▸ **What the task requires**
Repeat every line below exactly, word for word.
========================================================================
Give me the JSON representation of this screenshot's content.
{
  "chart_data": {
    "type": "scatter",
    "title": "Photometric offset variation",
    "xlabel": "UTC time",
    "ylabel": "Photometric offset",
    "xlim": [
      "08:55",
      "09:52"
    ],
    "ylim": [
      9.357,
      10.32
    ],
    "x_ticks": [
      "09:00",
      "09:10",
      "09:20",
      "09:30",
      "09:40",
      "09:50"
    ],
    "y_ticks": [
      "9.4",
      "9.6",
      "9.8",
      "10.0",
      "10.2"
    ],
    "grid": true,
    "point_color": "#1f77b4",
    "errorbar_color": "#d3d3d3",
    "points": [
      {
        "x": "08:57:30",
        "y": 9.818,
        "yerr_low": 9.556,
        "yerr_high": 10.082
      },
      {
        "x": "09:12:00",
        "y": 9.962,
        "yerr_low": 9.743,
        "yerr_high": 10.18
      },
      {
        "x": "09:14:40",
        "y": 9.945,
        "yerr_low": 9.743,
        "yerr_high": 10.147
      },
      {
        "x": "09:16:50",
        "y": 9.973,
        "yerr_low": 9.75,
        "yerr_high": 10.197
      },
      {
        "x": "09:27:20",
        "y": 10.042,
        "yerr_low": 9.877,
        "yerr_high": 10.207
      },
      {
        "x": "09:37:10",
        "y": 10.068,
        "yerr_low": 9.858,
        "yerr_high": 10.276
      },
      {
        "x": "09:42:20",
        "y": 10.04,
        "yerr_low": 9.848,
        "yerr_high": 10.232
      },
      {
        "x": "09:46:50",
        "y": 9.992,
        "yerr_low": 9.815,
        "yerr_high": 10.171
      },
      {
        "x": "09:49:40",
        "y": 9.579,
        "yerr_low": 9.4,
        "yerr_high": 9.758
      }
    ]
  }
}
========================================================================
▸ **Reply**
Give me the JSON representation of this screenshot's content.
{
  "chart_data": {
    "type": "scatter",
    "title": "Photometric offset variation",
    "xlabel": "UTC time",
    "ylabel": "Photometric offset",
    "xlim": [
      "08:55",
      "09:52"
    ],
    "ylim": [
      9.357,
      10.32
    ],
    "x_ticks": [
      "09:00",
      "09:10",
      "09:20",
      "09:30",
      "09:40",
      "09:50"
    ],
    "y_ticks": [
      "9.4",
      "9.6",
      "9.8",
      "10.0",
      "10.2"
    ],
    "grid": true,
    "point_color": "#1f77b4",
    "errorbar_color": "#d3d3d3",
    "points": [
      {
        "x": "08:57:30",
        "y": 9.818,
        "yerr_low": 9.556,
        "yerr_high": 10.082
      },
      {
        "x": "09:12:00",
        "y": 9.962,
        "yerr_low": 9.743,
        "yerr_high": 10.18
      },
      {
        "x": "09:14:40",
        "y": 9.945,
        "yerr_low": 9.743,
        "yerr_high": 10.147
      },
      {
        "x": "09:16:50",
        "y": 9.973,
        "yerr_low": 9.75,
        "yerr_high": 10.197
      },
      {
        "x": "09:27:20",
        "y": 10.042,
        "yerr_low": 9.877,
        "yerr_high": 10.207
      },
      {
        "x": "09:37:10",
        "y": 10.068,
        "yerr_low": 9.858,
        "yerr_high": 10.276
      },
      {
        "x": "09:42:20",
        "y": 10.04,
        "yerr_low": 9.848,
        "yerr_high": 10.232
      },
      {
        "x": "09:46:50",
        "y": 9.992,
        "yerr_low": 9.815,
        "yerr_high": 10.171
      },
      {
        "x": "09:49:40",
        "y": 9.579,
        "yerr_low": 9.4,
        "yerr_high": 9.758
      }
    ]
  }
}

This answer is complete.